##### Dataset excerpts

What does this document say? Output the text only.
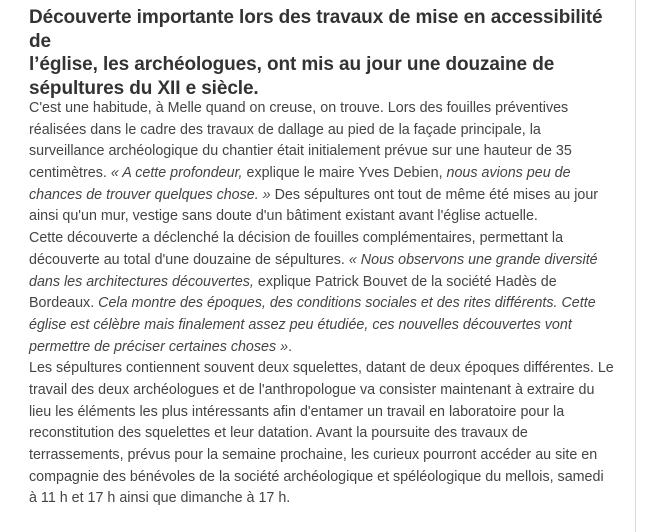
Découverte importante lors des travaux de mise en accessibilité de
l’église, les archéologues, ont mis au jour une douzaine de
sépultures du XII e siècle.
C'est une habitude, à Melle quand on creuse, on trouve. Lors des fouilles préventives
réalisées dans le cadre des travaux de dallage au pied de la façade principale, la
surveillance archéologique du chantier était initialement prévue sur une hauteur de 35
centimètres. « A cette profondeur, explique le maire Yves Debien, nous avions peu de
chances de trouver quelques chose. » Des sépultures ont tout de même été mises au jour
ainsi qu'un mur, vestige sans doute d'un bâtiment existant avant l'église actuelle.
Cette découverte a déclenché la décision de fouilles complémentaires, permettant la
découverte au total d'une douzaine de sépultures. « Nous observons une grande diversité
dans les architectures découvertes, explique Patrick Bouvet de la société Hadès de
Bordeaux. Cela montre des époques, des conditions sociales et des rites différents. Cette
église est célèbre mais finalement assez peu étudiée, ces nouvelles découvertes vont
permettre de préciser certaines choses ».
Les sépultures contiennent souvent deux squelettes, datant de deux époques différentes. Le
travail des deux archéologues et de l'anthropologue va consister maintenant à extraire du
lieu les éléments les plus intéressants afin d'entamer un travail en laboratoire pour la
reconstitution des squelettes et leur datation. Avant la poursuite des travaux de
terrassements, prévus pour la semaine prochaine, les curieux pourront accéder au site en
compagnie des bénévoles de la société archéologique et spéléologique du mellois, samedi
à 11 h et 17 h ainsi que dimanche à 17 h.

##########

Problem details:
Your task is to repeat the material above exactly, without its pictures.

Reply to the exercise:
What does this document say? Output the text only.
Découverte importante lors des travaux de mise en accessibilité de
l’église, les archéologues, ont mis au jour une douzaine de
sépultures du XII e siècle.
C'est une habitude, à Melle quand on creuse, on trouve. Lors des fouilles préventives
réalisées dans le cadre des travaux de dallage au pied de la façade principale, la
surveillance archéologique du chantier était initialement prévue sur une hauteur de 35
centimètres. « A cette profondeur, explique le maire Yves Debien, nous avions peu de
chances de trouver quelques chose. » Des sépultures ont tout de même été mises au jour
ainsi qu'un mur, vestige sans doute d'un bâtiment existant avant l'église actuelle.
Cette découverte a déclenché la décision de fouilles complémentaires, permettant la
découverte au total d'une douzaine de sépultures. « Nous observons une grande diversité
dans les architectures découvertes, explique Patrick Bouvet de la société Hadès de
Bordeaux. Cela montre des époques, des conditions sociales et des rites différents. Cette
église est célèbre mais finalement assez peu étudiée, ces nouvelles découvertes vont
permettre de préciser certaines choses ».
Les sépultures contiennent souvent deux squelettes, datant de deux époques différentes. Le
travail des deux archéologues et de l'anthropologue va consister maintenant à extraire du
lieu les éléments les plus intéressants afin d'entamer un travail en laboratoire pour la
reconstitution des squelettes et leur datation. Avant la poursuite des travaux de
terrassements, prévus pour la semaine prochaine, les curieux pourront accéder au site en
compagnie des bénévoles de la société archéologique et spéléologique du mellois, samedi
à 11 h et 17 h ainsi que dimanche à 17 h.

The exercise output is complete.